-- start --

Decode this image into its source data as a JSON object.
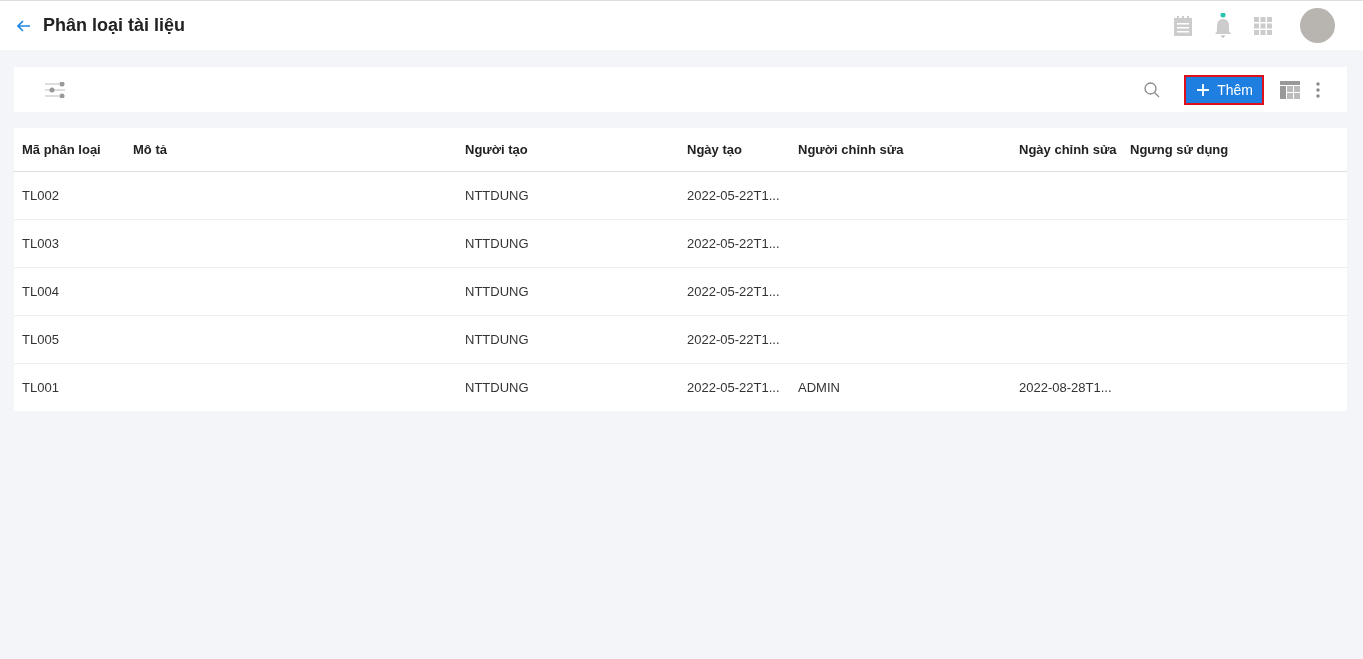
{
  "header": {
    "title": "Phân loại tài liệu",
    "notification_dot": true
  },
  "toolbar": {
    "add_button": "Thêm"
  },
  "table": {
    "columns": [
      "Mã phân loại",
      "Mô tả",
      "Người tạo",
      "Ngày tạo",
      "Người chỉnh sửa",
      "Ngày chỉnh sửa",
      "Ngưng sử dụng"
    ],
    "rows": [
      {
        "code": "TL002",
        "creator": "NTTDUNG",
        "created": "2022-05-22T1..."
      },
      {
        "code": "TL003",
        "creator": "NTTDUNG",
        "created": "2022-05-22T1..."
      },
      {
        "code": "TL004",
        "creator": "NTTDUNG",
        "created": "2022-05-22T1..."
      },
      {
        "code": "TL005",
        "creator": "NTTDUNG",
        "created": "2022-05-22T1..."
      },
      {
        "code": "TL001",
        "creator": "NTTDUNG",
        "created": "2022-05-22T1...",
        "editor": "ADMIN",
        "edited": "2022-08-28T1..."
      }
    ]
  }
}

-- end --

→ **SHORT TASK**: Repeat each entry exactly. Pictures do not belong in the copy.

→ **WRITTEN SOLUTION**:
Decode this image into its source data as a JSON object.
{
  "header": {
    "title": "Phân loại tài liệu",
    "notification_dot": true
  },
  "toolbar": {
    "add_button": "Thêm"
  },
  "table": {
    "columns": [
      "Mã phân loại",
      "Mô tả",
      "Người tạo",
      "Ngày tạo",
      "Người chỉnh sửa",
      "Ngày chỉnh sửa",
      "Ngưng sử dụng"
    ],
    "rows": [
      {
        "code": "TL002",
        "creator": "NTTDUNG",
        "created": "2022-05-22T1..."
      },
      {
        "code": "TL003",
        "creator": "NTTDUNG",
        "created": "2022-05-22T1..."
      },
      {
        "code": "TL004",
        "creator": "NTTDUNG",
        "created": "2022-05-22T1..."
      },
      {
        "code": "TL005",
        "creator": "NTTDUNG",
        "created": "2022-05-22T1..."
      },
      {
        "code": "TL001",
        "creator": "NTTDUNG",
        "created": "2022-05-22T1...",
        "editor": "ADMIN",
        "edited": "2022-08-28T1..."
      }
    ]
  }
}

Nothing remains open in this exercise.